→ **Instructions for the task**:
Show every line in the records below that contains the word "title".

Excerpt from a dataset

★ ★ ★

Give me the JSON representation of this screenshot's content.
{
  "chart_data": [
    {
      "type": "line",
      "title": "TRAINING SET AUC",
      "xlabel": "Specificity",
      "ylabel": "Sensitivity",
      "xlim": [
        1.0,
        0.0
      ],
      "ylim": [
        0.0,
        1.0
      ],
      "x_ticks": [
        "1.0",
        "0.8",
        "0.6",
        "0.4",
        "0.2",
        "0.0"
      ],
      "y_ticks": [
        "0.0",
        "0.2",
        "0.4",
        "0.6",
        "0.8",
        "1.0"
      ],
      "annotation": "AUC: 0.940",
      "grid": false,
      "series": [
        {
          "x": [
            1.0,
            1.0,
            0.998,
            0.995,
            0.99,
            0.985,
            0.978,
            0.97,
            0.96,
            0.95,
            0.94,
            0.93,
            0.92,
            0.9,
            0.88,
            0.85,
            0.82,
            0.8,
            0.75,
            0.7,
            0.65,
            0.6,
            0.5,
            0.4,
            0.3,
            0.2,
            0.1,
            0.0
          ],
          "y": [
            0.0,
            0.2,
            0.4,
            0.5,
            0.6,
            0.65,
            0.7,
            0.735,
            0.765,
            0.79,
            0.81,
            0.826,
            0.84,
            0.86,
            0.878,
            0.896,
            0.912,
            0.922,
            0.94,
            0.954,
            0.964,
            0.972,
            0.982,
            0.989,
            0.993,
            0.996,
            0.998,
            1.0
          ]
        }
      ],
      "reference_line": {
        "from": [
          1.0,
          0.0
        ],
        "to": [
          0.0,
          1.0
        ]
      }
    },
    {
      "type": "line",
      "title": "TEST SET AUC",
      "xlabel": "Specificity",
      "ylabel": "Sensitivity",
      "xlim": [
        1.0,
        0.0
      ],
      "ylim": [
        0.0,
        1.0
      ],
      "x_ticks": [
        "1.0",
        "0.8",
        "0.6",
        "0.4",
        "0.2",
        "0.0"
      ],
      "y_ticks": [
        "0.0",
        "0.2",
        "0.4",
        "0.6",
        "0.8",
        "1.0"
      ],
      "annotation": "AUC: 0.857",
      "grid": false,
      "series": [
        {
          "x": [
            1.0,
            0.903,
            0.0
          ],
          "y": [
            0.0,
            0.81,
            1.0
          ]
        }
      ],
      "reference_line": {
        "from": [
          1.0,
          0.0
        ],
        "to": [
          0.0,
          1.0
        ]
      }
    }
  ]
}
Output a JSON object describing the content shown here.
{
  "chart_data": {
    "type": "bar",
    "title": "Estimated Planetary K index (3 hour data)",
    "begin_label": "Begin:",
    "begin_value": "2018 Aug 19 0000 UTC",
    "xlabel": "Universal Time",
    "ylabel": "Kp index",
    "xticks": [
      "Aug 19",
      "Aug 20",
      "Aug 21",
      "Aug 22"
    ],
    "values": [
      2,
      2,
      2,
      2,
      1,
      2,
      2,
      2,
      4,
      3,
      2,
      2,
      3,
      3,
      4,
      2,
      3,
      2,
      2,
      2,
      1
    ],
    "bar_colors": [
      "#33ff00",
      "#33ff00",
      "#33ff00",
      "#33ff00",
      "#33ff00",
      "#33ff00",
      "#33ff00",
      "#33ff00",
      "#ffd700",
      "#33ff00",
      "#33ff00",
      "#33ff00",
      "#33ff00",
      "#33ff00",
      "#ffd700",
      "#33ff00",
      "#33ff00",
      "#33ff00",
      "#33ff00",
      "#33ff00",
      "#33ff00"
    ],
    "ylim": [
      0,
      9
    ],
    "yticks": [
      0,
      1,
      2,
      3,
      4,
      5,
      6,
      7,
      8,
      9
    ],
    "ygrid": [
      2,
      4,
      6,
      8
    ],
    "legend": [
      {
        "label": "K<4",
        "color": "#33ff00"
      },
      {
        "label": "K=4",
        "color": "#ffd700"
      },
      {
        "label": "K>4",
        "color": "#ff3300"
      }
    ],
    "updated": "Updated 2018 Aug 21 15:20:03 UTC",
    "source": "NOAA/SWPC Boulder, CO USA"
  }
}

★ ★ ★

→ **Reply**:
      "title": "TRAINING SET AUC",
      "title": "TEST SET AUC",
    "title": "Estimated Planetary K index (3 hour data)",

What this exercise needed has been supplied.